▶ [Aim of the task] All the data should be repeated exactly. Any image in it is left out.

▶ [Listed entries]
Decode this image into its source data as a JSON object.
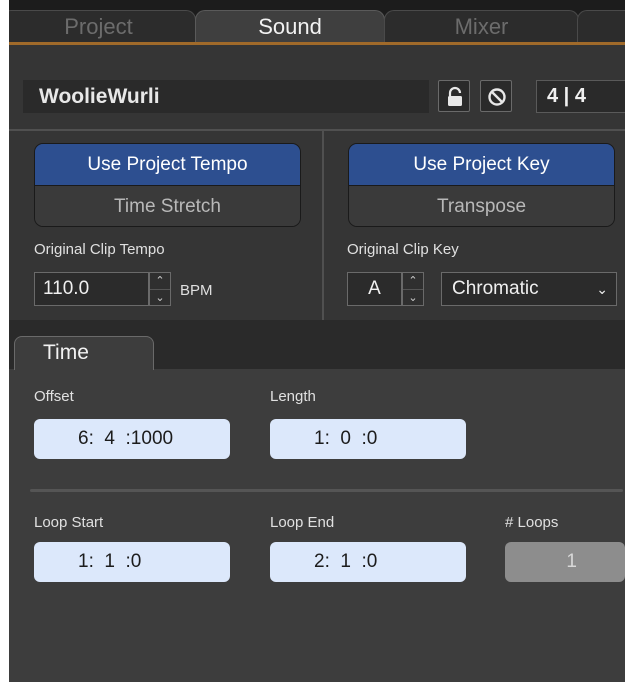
{
  "tabs": [
    {
      "label": "Project",
      "active": false
    },
    {
      "label": "Sound",
      "active": true
    },
    {
      "label": "Mixer",
      "active": false
    }
  ],
  "clip": {
    "name": "WoolieWurli",
    "time_signature": "4 | 4",
    "lock_icon": "lock-icon",
    "disable_icon": "disable-icon"
  },
  "tempo": {
    "use_project_label": "Use Project Tempo",
    "mode_label": "Time Stretch",
    "original_label": "Original Clip Tempo",
    "value": "110.0",
    "unit": "BPM"
  },
  "key": {
    "use_project_label": "Use Project Key",
    "mode_label": "Transpose",
    "original_label": "Original Clip Key",
    "value": "A",
    "scale": "Chromatic"
  },
  "time_panel": {
    "tab_label": "Time",
    "offset_label": "Offset",
    "offset_value": "6:  4  :1000",
    "length_label": "Length",
    "length_value": "1:  0  :0",
    "loop_start_label": "Loop Start",
    "loop_start_value": "1:  1  :0",
    "loop_end_label": "Loop End",
    "loop_end_value": "2:  1  :0",
    "loops_label": "# Loops",
    "loops_value": "1"
  },
  "colors": {
    "accent_blue": "#2d4f90",
    "accent_orange": "#a06a2a",
    "value_field": "#dce8fb"
  }
}
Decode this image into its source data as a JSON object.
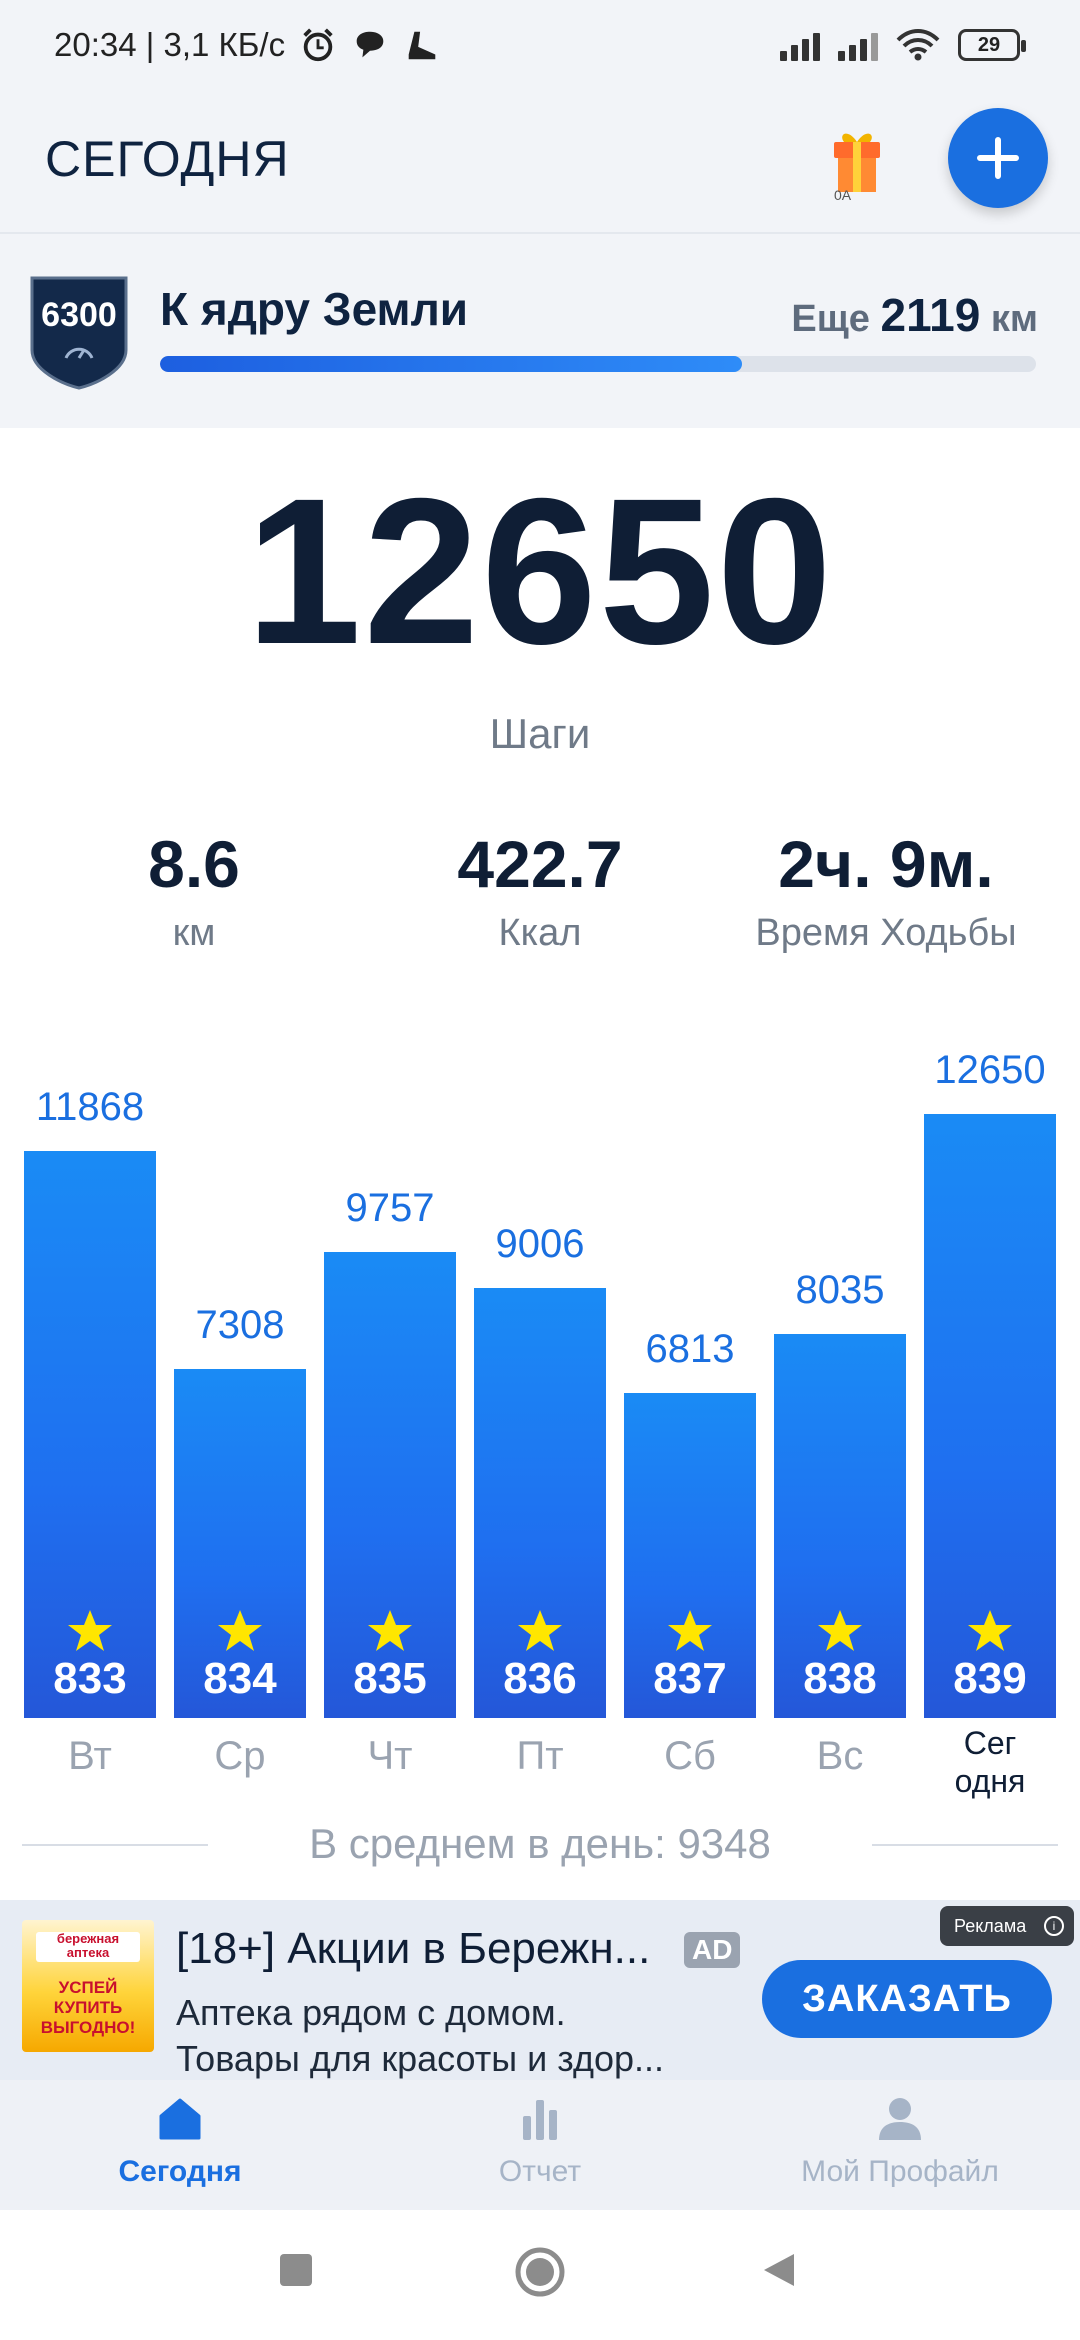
{
  "status_bar": {
    "time_info": "20:34 | 3,1 КБ/с",
    "battery": "29",
    "icons": [
      "alarm-icon",
      "chat-bubble-icon",
      "shoe-icon",
      "signal-icon",
      "signal-icon",
      "wifi-icon",
      "battery-icon"
    ]
  },
  "header": {
    "title": "СЕГОДНЯ",
    "gift_icon": "gift-icon",
    "add_icon": "plus-icon"
  },
  "goal": {
    "badge": "6300",
    "title": "К ядру Земли",
    "remaining_prefix": "Еще",
    "remaining_value": "2119",
    "remaining_unit": "км",
    "progress_percent": 66.4
  },
  "today": {
    "steps": "12650",
    "steps_label": "Шаги",
    "stats": [
      {
        "value": "8.6",
        "label": "км"
      },
      {
        "value": "422.7",
        "label": "Ккал"
      },
      {
        "value": "2ч. 9м.",
        "label": "Время Ходьбы"
      }
    ]
  },
  "chart_data": {
    "type": "bar",
    "categories": [
      "Вт",
      "Ср",
      "Чт",
      "Пт",
      "Сб",
      "Вс",
      "Сегодня"
    ],
    "category_labels": [
      "Вт",
      "Ср",
      "Чт",
      "Пт",
      "Сб",
      "Вс",
      "Сег\nодня"
    ],
    "values": [
      11868,
      7308,
      9757,
      9006,
      6813,
      8035,
      12650
    ],
    "star_counts": [
      833,
      834,
      835,
      836,
      837,
      838,
      839
    ],
    "bar_color": "#1f6ff0",
    "ylim": [
      0,
      12650
    ]
  },
  "average": {
    "text": "В среднем в день: 9348"
  },
  "ad": {
    "title": "[18+] Акции в Бережн...",
    "badge": "AD",
    "desc_line1": "Аптека рядом с домом.",
    "desc_line2": "Товары для красоты и здор...",
    "button": "ЗАКАЗАТЬ",
    "label": "Реклама",
    "image_logo": "бережная аптека",
    "image_slogan": "УСПЕЙ КУПИТЬ ВЫГОДНО!"
  },
  "bottom_nav": {
    "items": [
      {
        "label": "Сегодня",
        "icon": "home-icon",
        "active": true
      },
      {
        "label": "Отчет",
        "icon": "bar-chart-icon",
        "active": false
      },
      {
        "label": "Мой Профайл",
        "icon": "user-icon",
        "active": false
      }
    ]
  },
  "colors": {
    "accent": "#1a6fe0",
    "dark_text": "#0f1e35",
    "muted_text": "#6f7a88",
    "star": "#ffe600"
  }
}
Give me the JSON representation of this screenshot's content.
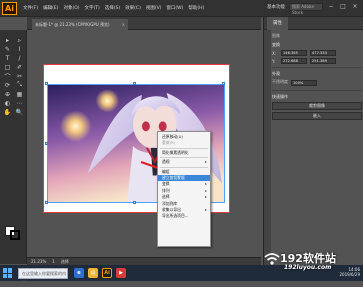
{
  "app": {
    "logo": "Ai",
    "menu": [
      "文件(F)",
      "编辑(E)",
      "对象(O)",
      "文字(T)",
      "选择(S)",
      "效果(C)",
      "视图(V)",
      "窗口(W)",
      "帮助(H)"
    ],
    "workspace": "基本功能",
    "search_placeholder": "搜索 Adobe Stock",
    "window_controls": [
      "−",
      "□",
      "×"
    ]
  },
  "document": {
    "tab_title": "未标题-1* @ 21.23% (CMYK/GPU 预览)",
    "close_glyph": "×"
  },
  "toolbar": {
    "tools": [
      "▸",
      "▹",
      "✎",
      "⌇",
      "T",
      "/",
      "□",
      "✐",
      "⌒",
      "✂",
      "⟳",
      "⤡",
      "⊕",
      "▦",
      "◐",
      "⋯",
      "✋",
      "🔍"
    ]
  },
  "status": {
    "zoom": "21.23%",
    "page": "1",
    "tool": "选择"
  },
  "context_menu": {
    "items": [
      {
        "label": "还原移动(U)",
        "state": "normal"
      },
      {
        "label": "重做(R)",
        "state": "disabled"
      },
      {
        "sep": true
      },
      {
        "label": "简化像素透明化",
        "state": "normal"
      },
      {
        "sep": true
      },
      {
        "label": "透视",
        "state": "normal",
        "arrow": "▸"
      },
      {
        "sep": true
      },
      {
        "label": "编组",
        "state": "normal"
      },
      {
        "label": "建立剪切蒙版",
        "state": "active"
      },
      {
        "label": "变换",
        "state": "normal",
        "arrow": "▸"
      },
      {
        "label": "排列",
        "state": "normal",
        "arrow": "▸"
      },
      {
        "label": "选择",
        "state": "normal",
        "arrow": "▸"
      },
      {
        "label": "添加到库",
        "state": "normal"
      },
      {
        "label": "收集以导出",
        "state": "normal",
        "arrow": "▸"
      },
      {
        "label": "导出所选项目...",
        "state": "normal"
      }
    ]
  },
  "panel": {
    "tab": "属性",
    "section_transform": "变换",
    "section_sub": "图像",
    "x": "X:",
    "x_val": "146.365",
    "w_val": "477.333",
    "y": "Y:",
    "y_val": "272.688",
    "h_val": "251.389",
    "section_appearance": "外观",
    "opacity_label": "不透明度",
    "opacity_val": "100%",
    "section_quick": "快速操作",
    "btn1": "裁剪图像",
    "btn2": "嵌入"
  },
  "taskbar": {
    "search": "在这里输入你要搜索的内容",
    "time": "14:06",
    "date": "2019/6/29"
  },
  "watermark": {
    "main": "192软件站",
    "sub": "192luyou.com"
  },
  "colors": {
    "accent": "#3a86d8",
    "artboard_border": "#e03a3a",
    "arrow": "#e02020"
  }
}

▶ [Exercise answer]
Decode this image into its source data as a JSON object.
{
  "tabs": [
    {
      "label": "Project",
      "active": false
    },
    {
      "label": "Sound",
      "active": true
    },
    {
      "label": "Mixer",
      "active": false
    }
  ],
  "clip": {
    "name": "WoolieWurli",
    "time_signature": "4 | 4",
    "lock_icon": "lock-icon",
    "disable_icon": "disable-icon"
  },
  "tempo": {
    "use_project_label": "Use Project Tempo",
    "mode_label": "Time Stretch",
    "original_label": "Original Clip Tempo",
    "value": "110.0",
    "unit": "BPM"
  },
  "key": {
    "use_project_label": "Use Project Key",
    "mode_label": "Transpose",
    "original_label": "Original Clip Key",
    "value": "A",
    "scale": "Chromatic"
  },
  "time_panel": {
    "tab_label": "Time",
    "offset_label": "Offset",
    "offset_value": "6:  4  :1000",
    "length_label": "Length",
    "length_value": "1:  0  :0",
    "loop_start_label": "Loop Start",
    "loop_start_value": "1:  1  :0",
    "loop_end_label": "Loop End",
    "loop_end_value": "2:  1  :0",
    "loops_label": "# Loops",
    "loops_value": "1"
  },
  "colors": {
    "accent_blue": "#2d4f90",
    "accent_orange": "#a06a2a",
    "value_field": "#dce8fb"
  }
}
Decode this image into its source data as a JSON object.
{
  "status_bar": {
    "time_info": "20:34 | 3,1 КБ/с",
    "battery": "29",
    "icons": [
      "alarm-icon",
      "chat-bubble-icon",
      "shoe-icon",
      "signal-icon",
      "signal-icon",
      "wifi-icon",
      "battery-icon"
    ]
  },
  "header": {
    "title": "СЕГОДНЯ",
    "gift_icon": "gift-icon",
    "add_icon": "plus-icon"
  },
  "goal": {
    "badge": "6300",
    "title": "К ядру Земли",
    "remaining_prefix": "Еще",
    "remaining_value": "2119",
    "remaining_unit": "км",
    "progress_percent": 66.4
  },
  "today": {
    "steps": "12650",
    "steps_label": "Шаги",
    "stats": [
      {
        "value": "8.6",
        "label": "км"
      },
      {
        "value": "422.7",
        "label": "Ккал"
      },
      {
        "value": "2ч. 9м.",
        "label": "Время Ходьбы"
      }
    ]
  },
  "chart_data": {
    "type": "bar",
    "categories": [
      "Вт",
      "Ср",
      "Чт",
      "Пт",
      "Сб",
      "Вс",
      "Сегодня"
    ],
    "category_labels": [
      "Вт",
      "Ср",
      "Чт",
      "Пт",
      "Сб",
      "Вс",
      "Сег\nодня"
    ],
    "values": [
      11868,
      7308,
      9757,
      9006,
      6813,
      8035,
      12650
    ],
    "star_counts": [
      833,
      834,
      835,
      836,
      837,
      838,
      839
    ],
    "bar_color": "#1f6ff0",
    "ylim": [
      0,
      12650
    ]
  },
  "average": {
    "text": "В среднем в день: 9348"
  },
  "ad": {
    "title": "[18+] Акции в Бережн...",
    "badge": "AD",
    "desc_line1": "Аптека рядом с домом.",
    "desc_line2": "Товары для красоты и здор...",
    "button": "ЗАКАЗАТЬ",
    "label": "Реклама",
    "image_logo": "бережная аптека",
    "image_slogan": "УСПЕЙ КУПИТЬ ВЫГОДНО!"
  },
  "bottom_nav": {
    "items": [
      {
        "label": "Сегодня",
        "icon": "home-icon",
        "active": true
      },
      {
        "label": "Отчет",
        "icon": "bar-chart-icon",
        "active": false
      },
      {
        "label": "Мой Профайл",
        "icon": "user-icon",
        "active": false
      }
    ]
  },
  "colors": {
    "accent": "#1a6fe0",
    "dark_text": "#0f1e35",
    "muted_text": "#6f7a88",
    "star": "#ffe600"
  }
}
Give me the JSON representation of this screenshot's content.
{
  "app": {
    "logo": "Ai",
    "menu": [
      "文件(F)",
      "编辑(E)",
      "对象(O)",
      "文字(T)",
      "选择(S)",
      "效果(C)",
      "视图(V)",
      "窗口(W)",
      "帮助(H)"
    ],
    "workspace": "基本功能",
    "search_placeholder": "搜索 Adobe Stock",
    "window_controls": [
      "−",
      "□",
      "×"
    ]
  },
  "document": {
    "tab_title": "未标题-1* @ 21.23% (CMYK/GPU 预览)",
    "close_glyph": "×"
  },
  "toolbar": {
    "tools": [
      "▸",
      "▹",
      "✎",
      "⌇",
      "T",
      "/",
      "□",
      "✐",
      "⌒",
      "✂",
      "⟳",
      "⤡",
      "⊕",
      "▦",
      "◐",
      "⋯",
      "✋",
      "🔍"
    ]
  },
  "status": {
    "zoom": "21.23%",
    "page": "1",
    "tool": "选择"
  },
  "context_menu": {
    "items": [
      {
        "label": "还原移动(U)",
        "state": "normal"
      },
      {
        "label": "重做(R)",
        "state": "disabled"
      },
      {
        "sep": true
      },
      {
        "label": "简化像素透明化",
        "state": "normal"
      },
      {
        "sep": true
      },
      {
        "label": "透视",
        "state": "normal",
        "arrow": "▸"
      },
      {
        "sep": true
      },
      {
        "label": "编组",
        "state": "normal"
      },
      {
        "label": "建立剪切蒙版",
        "state": "active"
      },
      {
        "label": "变换",
        "state": "normal",
        "arrow": "▸"
      },
      {
        "label": "排列",
        "state": "normal",
        "arrow": "▸"
      },
      {
        "label": "选择",
        "state": "normal",
        "arrow": "▸"
      },
      {
        "label": "添加到库",
        "state": "normal"
      },
      {
        "label": "收集以导出",
        "state": "normal",
        "arrow": "▸"
      },
      {
        "label": "导出所选项目...",
        "state": "normal"
      }
    ]
  },
  "panel": {
    "tab": "属性",
    "section_transform": "变换",
    "section_sub": "图像",
    "x": "X:",
    "x_val": "146.365",
    "w_val": "477.333",
    "y": "Y:",
    "y_val": "272.688",
    "h_val": "251.389",
    "section_appearance": "外观",
    "opacity_label": "不透明度",
    "opacity_val": "100%",
    "section_quick": "快速操作",
    "btn1": "裁剪图像",
    "btn2": "嵌入"
  },
  "taskbar": {
    "search": "在这里输入你要搜索的内容",
    "time": "14:06",
    "date": "2019/6/29"
  },
  "watermark": {
    "main": "192软件站",
    "sub": "192luyou.com"
  },
  "colors": {
    "accent": "#3a86d8",
    "artboard_border": "#e03a3a",
    "arrow": "#e02020"
  }
}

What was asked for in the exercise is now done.